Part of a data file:
====

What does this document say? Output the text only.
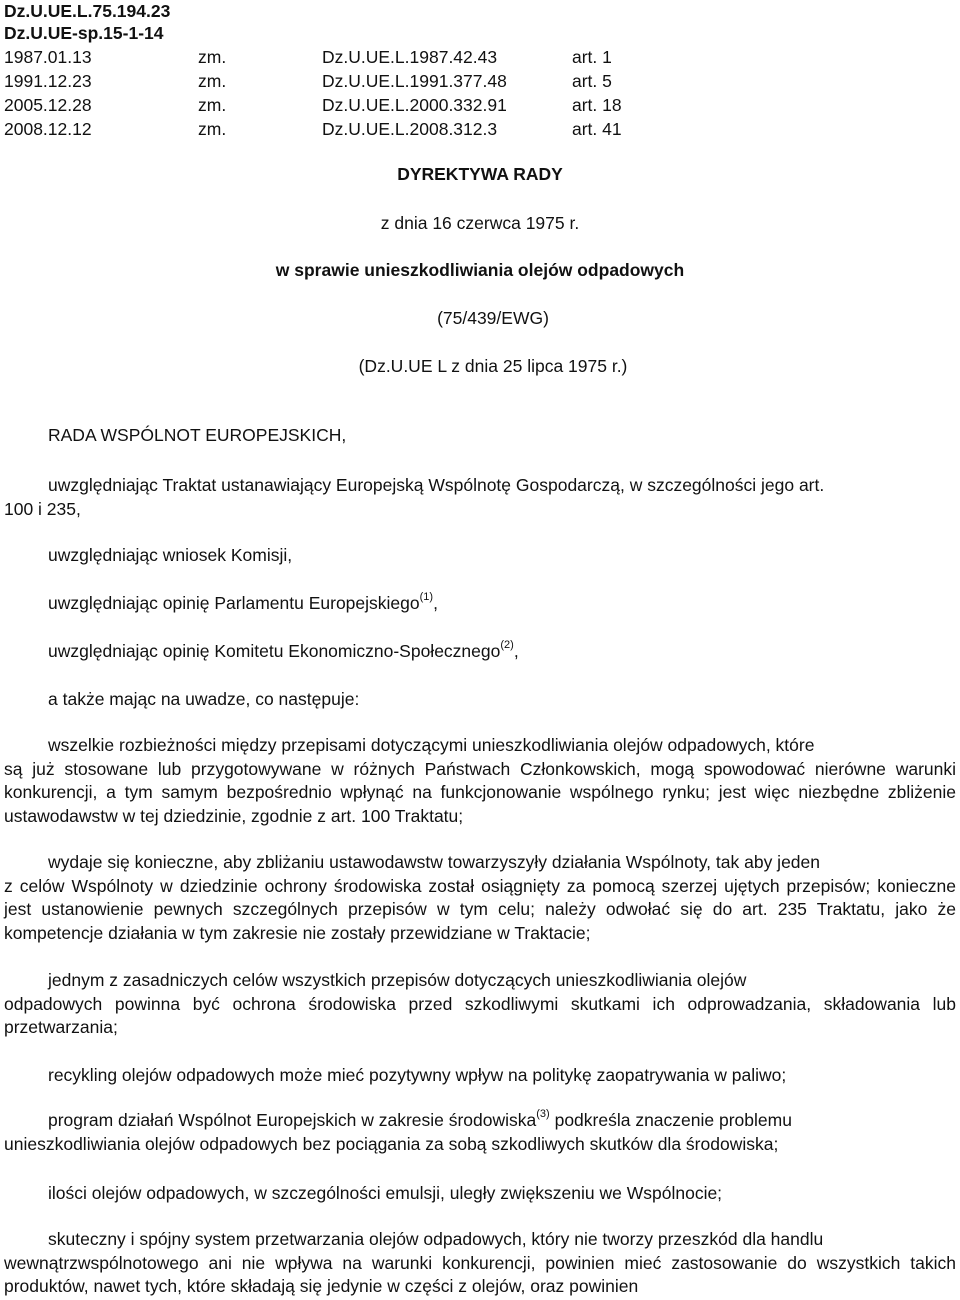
Dz.U.UE.L.75.194.23
Dz.U.UE-sp.15-1-14
1987.01.13	zm.	Dz.U.UE.L.1987.42.43	art. 1
1991.12.23	zm.	Dz.U.UE.L.1991.377.48	art. 5
2005.12.28	zm.	Dz.U.UE.L.2000.332.91	art. 18
2008.12.12	zm.	Dz.U.UE.L.2008.312.3	art. 41
DYREKTYWA RADY
z dnia 16 czerwca 1975 r.
w sprawie unieszkodliwiania olejów odpadowych
(75/439/EWG)
(Dz.U.UE L z dnia 25 lipca 1975 r.)
RADA WSPÓLNOT EUROPEJSKICH,
uwzględniając Traktat ustanawiający Europejską Wspólnotę Gospodarczą, w szczególności jego art.
100 i 235,
uwzględniając wniosek Komisji,
uwzględniając opinię Parlamentu Europejskiego$^{(1)}$,
uwzględniając opinię Komitetu Ekonomiczno-Społecznego$^{(2)}$,
a także mając na uwadze, co następuje:
wszelkie rozbieżności między przepisami dotyczącymi unieszkodliwiania olejów odpadowych, które
są już stosowane lub przygotowywane w różnych Państwach Członkowskich, mogą spowodować nierówne warunki konkurencji, a tym samym bezpośrednio wpłynąć na funkcjonowanie wspólnego rynku; jest więc niezbędne zbliżenie ustawodawstw w tej dziedzinie, zgodnie z art. 100 Traktatu;
wydaje się konieczne, aby zbliżaniu ustawodawstw towarzyszyły działania Wspólnoty, tak aby jeden
z celów Wspólnoty w dziedzinie ochrony środowiska został osiągnięty za pomocą szerzej ujętych przepisów; konieczne jest ustanowienie pewnych szczególnych przepisów w tym celu; należy odwołać się do art. 235 Traktatu, jako że kompetencje działania w tym zakresie nie zostały przewidziane w Traktacie;
jednym z zasadniczych celów wszystkich przepisów dotyczących unieszkodliwiania olejów
odpadowych powinna być ochrona środowiska przed szkodliwymi skutkami ich odprowadzania, składowania lub przetwarzania;
recykling olejów odpadowych może mieć pozytywny wpływ na politykę zaopatrywania w paliwo;
program działań Wspólnot Europejskich w zakresie środowiska$^{(3)}$ podkreśla znaczenie problemu
unieszkodliwiania olejów odpadowych bez pociągania za sobą szkodliwych skutków dla środowiska;
ilości olejów odpadowych, w szczególności emulsji, uległy zwiększeniu we Wspólnocie;
skuteczny i spójny system przetwarzania olejów odpadowych, który nie tworzy przeszkód dla handlu
wewnątrzwspólnotowego ani nie wpływa na warunki konkurencji, powinien mieć zastosowanie do wszystkich takich produktów, nawet tych, które składają się jedynie w części z olejów, oraz powinien
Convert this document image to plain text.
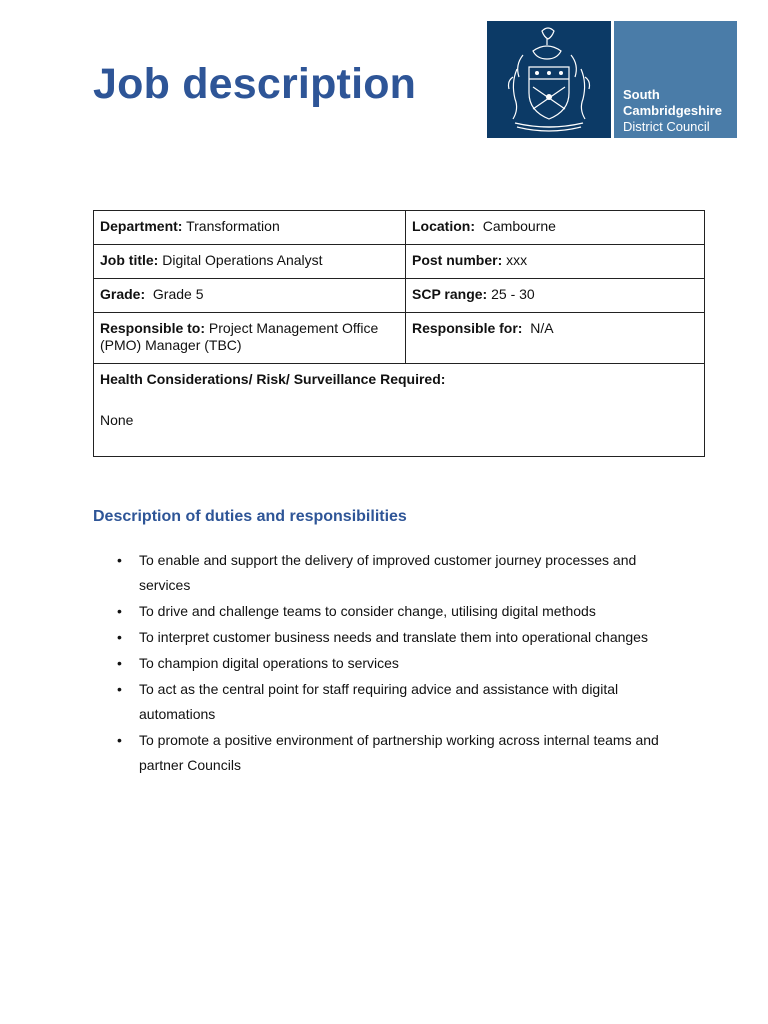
Job description	South
Cambridgeshire
District Council
Department: Transformation	Location: Cambourne
Job title: Digital Operations Analyst	Post number: xxx
Grade: Grade 5	SCP range: 25 - 30
Responsible to: Project Management Office (PMO) Manager (TBC)	Responsible for: N/A

Health Considerations/ Risk/ Surveillance Required:
None	
Description of duties and responsibilities
• To enable and support the delivery of improved customer journey processes and services
• To drive and challenge teams to consider change, utilising digital methods
• To interpret customer business needs and translate them into operational changes
• To champion digital operations to services
• To act as the central point for staff requiring advice and assistance with digital automations
• To promote a positive environment of partnership working across internal teams and partner Councils
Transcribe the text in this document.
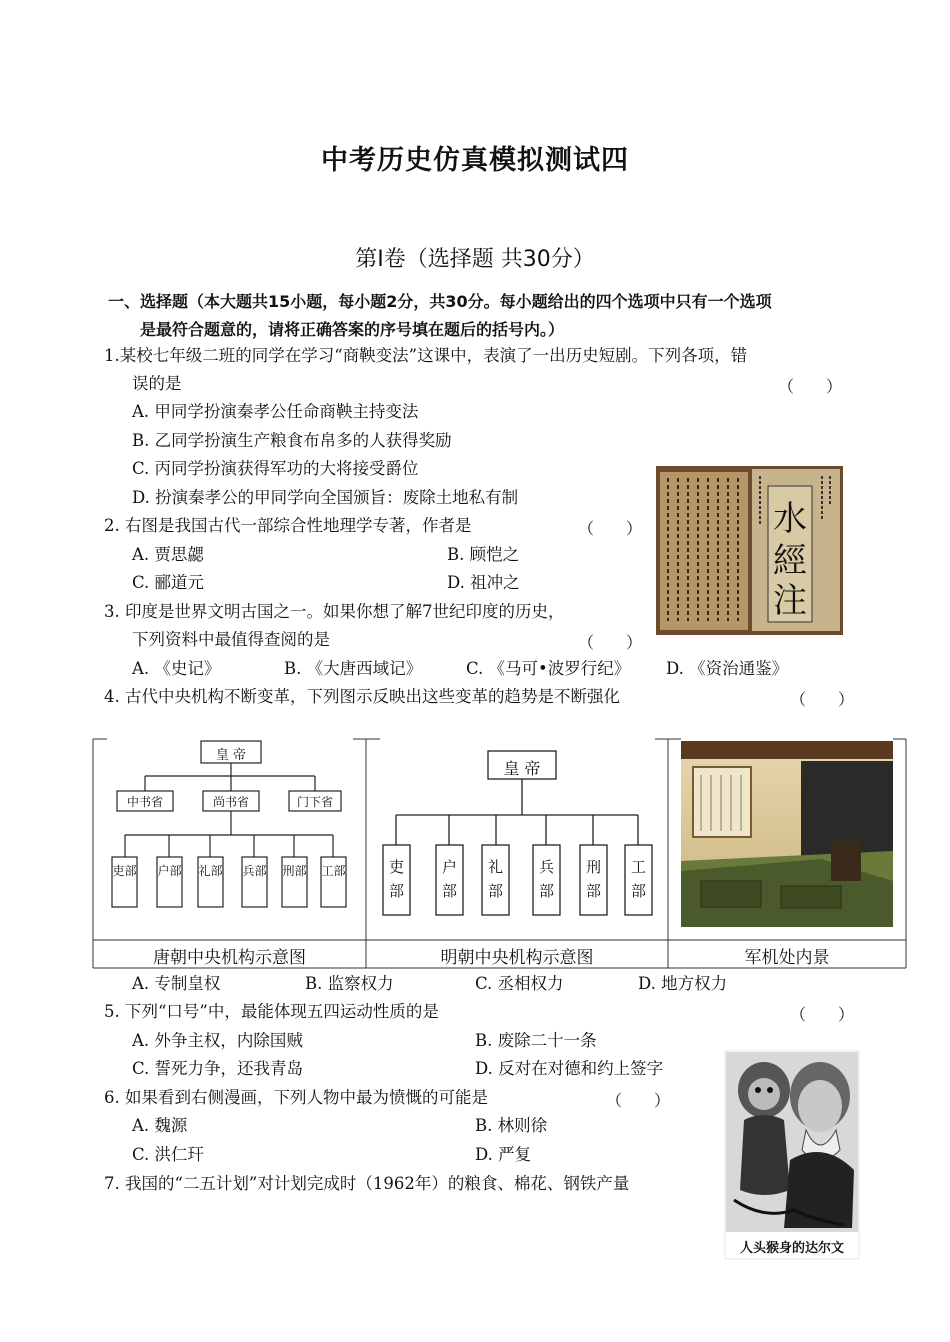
中考历史仿真模拟测试四
第Ⅰ卷（选择题 共30分）
一、选择题（本大题共15小题，每小题2分，共30分。每小题给出的四个选项中只有一个选项
是最符合题意的，请将正确答案的序号填在题后的括号内。）
1.某校七年级二班的同学在学习“商鞅变法”这课中，表演了一出历史短剧。下列各项，错
误的是	（　　）
A. 甲同学扮演秦孝公任命商鞅主持变法
B. 乙同学扮演生产粮食布帛多的人获得奖励
C. 丙同学扮演获得军功的大将接受爵位
D. 扮演秦孝公的甲同学向全国颁旨：废除土地私有制
水
經
注
2. 右图是我国古代一部综合性地理学专著，作者是	（　　）
A. 贾思勰	B. 顾恺之
C. 郦道元	D. 祖冲之
3. 印度是世界文明古国之一。如果你想了解7世纪印度的历史，
下列资料中最值得查阅的是	（　　）
A. 《史记》	B. 《大唐西域记》	C. 《马可•波罗行纪》 D. 《资治通鉴》
4. 古代中央机构不断变革，下列图示反映出这些变革的趋势是不断强化	（　　）
皇 帝
中书省	尚书省	门下省
吏部 户部 礼部 兵部 刑部 工部
唐朝中央机构示意图
皇 帝
吏部
户部
礼部
兵部
刑部
工部
明朝中央机构示意图	军机处内景
A. 专制皇权	B. 监察权力	C. 丞相权力	D. 地方权力
5. 下列“口号”中，最能体现五四运动性质的是	（　　）
A. 外争主权，内除国贼	B. 废除二十一条
C. 誓死力争，还我青岛	D. 反对在对德和约上签字
6. 如果看到右侧漫画，下列人物中最为愤慨的可能是	（　　）
A. 魏源	B. 林则徐
C. 洪仁玕	D. 严复
人头猴身的达尔文
7. 我国的“二五计划”对计划完成时（1962年）的粮食、棉花、钢铁产量
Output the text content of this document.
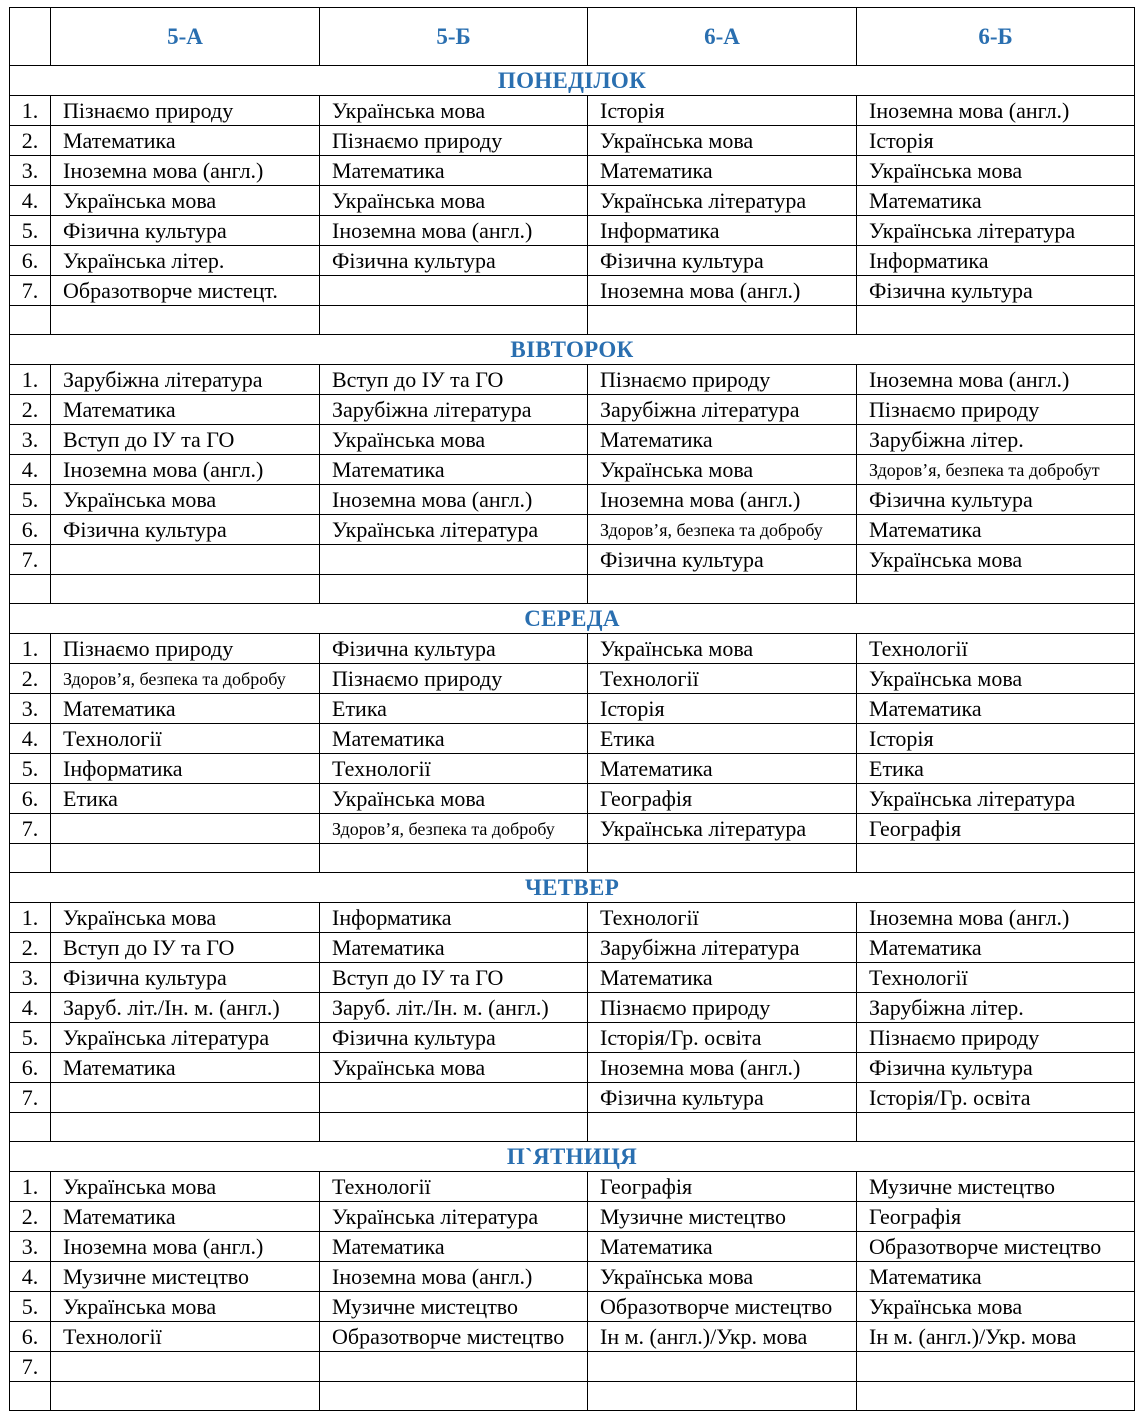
	5-А	5-Б	6-А	6-Б
ПОНЕДІЛОК				
1.	Пізнаємо природу	Українська мова	Історія	Іноземна мова (англ.)
2.	Математика	Пізнаємо природу	Українська мова	Історія
3.	Іноземна мова (англ.)	Математика	Математика	Українська мова
4.	Українська мова	Українська мова	Українська література	Математика
5.	Фізична культура	Іноземна мова (англ.)	Інформатика	Українська література
6.	Українська літер.	Фізична культура	Фізична культура	Інформатика
7.	Образотворче мистецт.		Іноземна мова (англ.)	Фізична культура

ВІВТОРОК				
1.	Зарубіжна література	Вступ до ІУ та ГО	Пізнаємо природу	Іноземна мова (англ.)
2.	Математика	Зарубіжна література	Зарубіжна література	Пізнаємо природу
3.	Вступ до ІУ та ГО	Українська мова	Математика	Зарубіжна літер.
4.	Іноземна мова (англ.)	Математика	Українська мова	Здоров’я, безпека та добробут
5.	Українська мова	Іноземна мова (англ.)	Іноземна мова (англ.)	Фізична культура
6.	Фізична культура	Українська література	Здоров’я, безпека та добробу	Математика
7.			Фізична культура	Українська мова

СЕРЕДА				
1.	Пізнаємо природу	Фізична культура	Українська мова	Технології
2.	Здоров’я, безпека та добробу	Пізнаємо природу	Технології	Українська мова
3.	Математика	Етика	Історія	Математика
4.	Технології	Математика	Етика	Історія
5.	Інформатика	Технології	Математика	Етика
6.	Етика	Українська мова	Географія	Українська література
7.		Здоров’я, безпека та добробу	Українська література	Географія

ЧЕТВЕР				
1.	Українська мова	Інформатика	Технології	Іноземна мова (англ.)
2.	Вступ до ІУ та ГО	Математика	Зарубіжна література	Математика
3.	Фізична культура	Вступ до ІУ та ГО	Математика	Технології
4.	Заруб. літ./Ін. м. (англ.)	Заруб. літ./Ін. м. (англ.)	Пізнаємо природу	Зарубіжна літер.
5.	Українська література	Фізична культура	Історія/Гр. освіта	Пізнаємо природу
6.	Математика	Українська мова	Іноземна мова (англ.)	Фізична культура
7.			Фізична культура	Історія/Гр. освіта

П`ЯТНИЦЯ				
1.	Українська мова	Технології	Географія	Музичне мистецтво
2.	Математика	Українська література	Музичне мистецтво	Географія
3.	Іноземна мова (англ.)	Математика	Математика	Образотворче мистецтво
4.	Музичне мистецтво	Іноземна мова (англ.)	Українська мова	Математика
5.	Українська мова	Музичне мистецтво	Образотворче мистецтво	Українська мова
6.	Технології	Образотворче мистецтво	Ін м. (англ.)/Укр. мова	Ін м. (англ.)/Укр. мова
7.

====

> **Task details**
Report how many lines in the data include the word "Traktatu", and give nothing but the count.

> **Exercise solution**
2